> Objetivo 1: Transcreva sem qualquer alteração as linhas dos registos que começam na que contém "add-button[interactable]: + 添加" e terminam na que contém "delete-button[interactable]: 🗑 删 [789,268,803,274]", ambas incluídas.

Não obstante ser subscritor do abaixo-assinado “Em defesa das liberdades de educação“, não sou, como aliás outros signatários, contra a disciplina Cidadania e Desenvolvimento. Como é sabido, esta declaração provocou uma salutar polémica sobre a liberdade de ensino, a objecção de consciência, o direito-dever dos pais à educação dos filhos, os direitos humanos, o regime constitucional da liberdade educativa, etc.

Neste sentido, foi curiosa a coincidência, na mesma página do Público do passado dia 10, de duas opiniões, ambas femininas, sobre esta questão. De um lado, Rita Lobo Xavier, professora catedrática na Faculdade de Direito da Universidade Católica, oferecia aos leitores o parecer rigoroso de uma excelente jurista; do outro, Isabel Moreira, deputada socialista, resolvia a questão em termos ideológicos, “colorindo-a” – para usar a expressão da Prof. Lobo Xavier – “com tons extremistas”.

Que se admita “uma” – artigo indeterminado – disciplina que verse sobre questões de cidadania não quer dizer, como é óbvio, que se esteja de acordo com “esta” Cidadania e Desenvolvimento ou, para ser mais preciso, com alguns conteúdos previstos no actual programa desta disciplina obrigatória. Expurgada a mesma desses temas ideológicos, que nada têm de científico – não são, portanto, matéria de ensino, mas de mera opinião – não há razão para contestar esta disciplina.

> Objetivo 2: Retome o artigo de opinião sobre a disciplina Cidadania e Desenvolvimento a partir do ponto em que termina.

> Registos extraídos:
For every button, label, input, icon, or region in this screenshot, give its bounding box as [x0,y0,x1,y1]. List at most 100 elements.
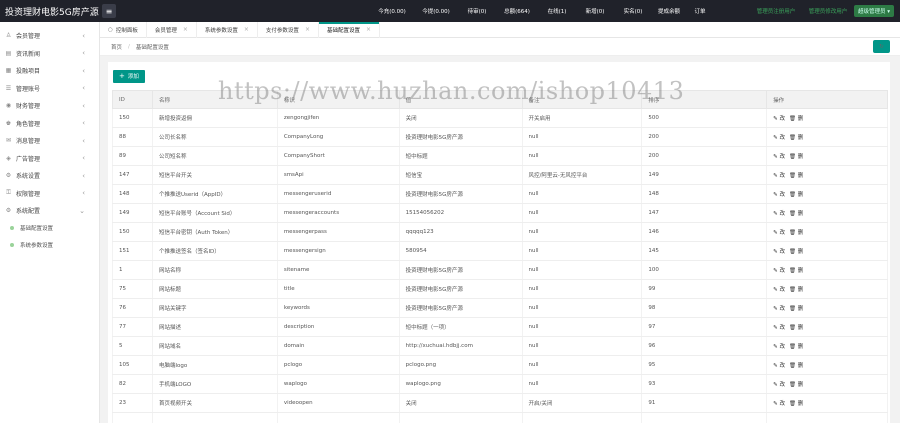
add-button[interactable]: + 添加 [113,69,145,83]
cell-key: messengerpass [276,222,400,242]
delete-button[interactable]: 🗑 删 [789,249,803,255]
delete-button[interactable]: 🗑 删 [789,306,803,312]
stat-pending[interactable]: 待审(0) [458,7,496,15]
cell-name: 短信平台密钥（Auth Token） [151,222,278,242]
delete-button[interactable]: 🗑 删 [789,268,803,274]
edit-button[interactable]: ✎ 改 [773,268,785,274]
stat-total[interactable]: 总额(664) [496,7,538,15]
breadcrumb-home[interactable]: 首页 [111,43,122,51]
edit-button[interactable]: ✎ 改 [773,382,785,388]
stat-orders[interactable]: 订单 [686,7,714,15]
delete-button[interactable]: 🗑 删 [789,382,803,388]
chevron-down-icon: ⌄ [79,206,85,215]
cell-name: 手机端LOGO [151,374,278,394]
edit-button[interactable]: ✎ 改 [773,325,785,331]
app-title: 投资理财电影5G房产源 [5,7,99,18]
table-row: 75 网站标题 title 投资理财电影5G房产源 null 99 ✎ 改 🗑 删 [112,279,888,299]
close-icon[interactable]: × [305,26,310,33]
delete-button[interactable]: 🗑 删 [789,192,803,198]
cell-value: qqqqq123 [398,222,523,242]
tab-members[interactable]: 会员管理 × [147,21,197,38]
stat-realname[interactable]: 实名(0) [614,7,652,15]
edit-button[interactable]: ✎ 改 [773,211,785,217]
close-icon[interactable]: × [366,26,371,33]
edit-button[interactable]: ✎ 改 [773,363,785,369]
sidebar-item-label: 投融项目 [16,68,41,76]
edit-button[interactable]: ✎ 改 [773,173,785,179]
tab-dashboard[interactable]: ○ 控制面板 [100,21,147,38]
cell-name: 公司长名称 [151,127,278,147]
role-icon: ♚ [5,119,12,127]
cell-actions: ✎ 改 🗑 删 [766,222,888,242]
admin-modify-link[interactable]: 管理员修改用户 [802,7,854,15]
sidebar-item-finance[interactable]: ◉ 财务管理 ‹ [0,97,99,115]
sidebar-item-ads[interactable]: ◈ 广告管理 ‹ [0,150,99,168]
tab-system-params[interactable]: 系统参数设置 × [197,21,258,38]
message-icon: ✉ [5,137,12,145]
stat-today-recharge[interactable]: 今充(0.00) [370,7,414,15]
edit-button[interactable]: ✎ 改 [773,230,785,236]
stat-today-withdraw[interactable]: 今提(0.00) [414,7,458,15]
bullet-icon [10,243,14,247]
stat-new[interactable]: 新增(0) [576,7,614,15]
cell-sort: 146 [641,222,768,242]
edit-button[interactable]: ✎ 改 [773,116,785,122]
admin-register-link[interactable]: 管理员注册用户 [750,7,802,15]
stat-online[interactable]: 在线(1) [538,7,576,15]
delete-button[interactable]: 🗑 删 [789,287,803,293]
tab-label: 支付参数设置 [265,27,299,34]
stat-commission[interactable]: 提成余额 [652,7,686,15]
sidebar-item-projects[interactable]: ▦ 投融项目 ‹ [0,62,99,80]
cell-remark: null [521,279,643,299]
chevron-left-icon: ‹ [82,136,85,145]
delete-button[interactable]: 🗑 删 [789,173,803,179]
tab-payment-params[interactable]: 支付参数设置 × [258,21,319,38]
sidebar-item-config[interactable]: ⚙ 系统配置 ⌄ [0,202,99,220]
close-icon[interactable]: × [183,26,188,33]
sidebar-item-permissions[interactable]: ⚿ 权限管理 ‹ [0,185,99,203]
edit-button[interactable]: ✎ 改 [773,344,785,350]
cell-sort: 149 [641,165,768,185]
sidebar-subitem-system-params[interactable]: 系统参数设置 [0,237,99,254]
col-header-id[interactable]: ID [112,90,153,109]
sidebar-item-roles[interactable]: ♚ 角色管理 ‹ [0,115,99,133]
top-bar: 投资理财电影5G房产源 ≡ 今充(0.00) 今提(0.00) 待审(0) 总额… [0,0,900,22]
chevron-left-icon: ‹ [82,66,85,75]
refresh-button[interactable]: ↻ [873,40,890,53]
sidebar: ♙ 会员管理 ‹ ▤ 资讯新闻 ‹ ▦ 投融项目 ‹ ☰ 管理账号 ‹ ◉ 财务管理 ‹ ♚ 角色管理… [0,22,100,423]
sidebar-item-label: 财务管理 [16,103,41,111]
delete-button[interactable]: 🗑 删 [789,325,803,331]
table-row: 150 短信平台密钥（Auth Token） messengerpass qqqqq1… [112,222,888,242]
edit-button[interactable]: ✎ 改 [773,192,785,198]
user-menu[interactable]: 超级管理员 ▾ [853,5,894,17]
delete-button[interactable]: 🗑 删 [789,135,803,141]
sidebar-item-accounts[interactable]: ☰ 管理账号 ‹ [0,80,99,98]
edit-button[interactable]: ✎ 改 [773,401,785,407]
cell-actions: ✎ 改 🗑 删 [766,241,888,261]
sidebar-item-settings[interactable]: ⚙ 系统设置 ‹ [0,167,99,185]
sidebar-item-news[interactable]: ▤ 资讯新闻 ‹ [0,45,99,63]
close-icon[interactable]: × [244,26,249,33]
sidebar-item-messages[interactable]: ✉ 消息管理 ‹ [0,132,99,150]
delete-button[interactable]: 🗑 删 [789,230,803,236]
delete-button[interactable]: 🗑 删 [789,401,803,407]
delete-button[interactable]: 🗑 删 [789,211,803,217]
edit-button[interactable]: ✎ 改 [773,135,785,141]
table-row: 76 网站关键字 keywords 投资理财电影5G房产源 null 98 ✎ 改 🗑 删 [112,298,888,318]
delete-button[interactable]: 🗑 删 [789,344,803,350]
edit-button[interactable]: ✎ 改 [773,249,785,255]
delete-button[interactable]: 🗑 删 [789,154,803,160]
edit-button[interactable]: ✎ 改 [773,306,785,312]
project-icon: ▦ [5,67,12,75]
sidebar-subitem-basic-config[interactable]: 基础配置设置 [0,220,99,237]
cell-remark: null [521,203,643,223]
edit-button[interactable]: ✎ 改 [773,287,785,293]
delete-button[interactable]: 🗑 删 [789,363,803,369]
edit-button[interactable]: ✎ 改 [773,154,785,160]
sidebar-item-members[interactable]: ♙ 会员管理 ‹ [0,27,99,45]
breadcrumb-separator: / [128,43,130,50]
cell-sort: 145 [641,241,768,261]
delete-button[interactable]: 🗑 删 [789,116,803,122]
menu-toggle-button[interactable]: ≡ [102,4,116,18]
tab-basic-config[interactable]: 基础配置设置 × [318,21,381,38]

> Resultado final 1:
add-button[interactable]: + 添加 [113,69,145,83]
cell-key: messengerpass [276,222,400,242]
delete-button[interactable]: 🗑 删 [789,249,803,255]
delete-button[interactable]: 🗑 删 [789,306,803,312]
stat-pending[interactable]: 待审(0) [458,7,496,15]
cell-name: 短信平台密钥（Auth Token） [151,222,278,242]
delete-button[interactable]: 🗑 删 [789,268,803,274]

> Resultado final 2:
A Cidadania e Desenvolvimento não é, aliás, nenhuma novidade, porque já o ensino oficial do antigamente – talvez por iniciativa de Veiga Simão, o ministro da Educação “fascista” que depois virou socialista – havia uma disciplina que se chamava Organização Política e Administrativa da Nação (OPAN), que supostamente esclarecia os alunos sobre os princípios constitucionais e a organização administrativa do Estado, introduzindo-os, portanto, no conhecimento dos seus direitos e deveres como cidadãos. Já não a estudei, mas creio que a exposição era objectiva: mais do que a filosofia do Estado Novo, ou a sua subjacente ideologia, expunham-se as instituições políticas do país, bem como o seu sistema administrativo. Como informação genérica, talvez fosse de utilidade, sobretudo para quem, por seguir estudos de ordem técnico-científica, não tivesse melhor forma de conhecer aquelas realidades institucionais.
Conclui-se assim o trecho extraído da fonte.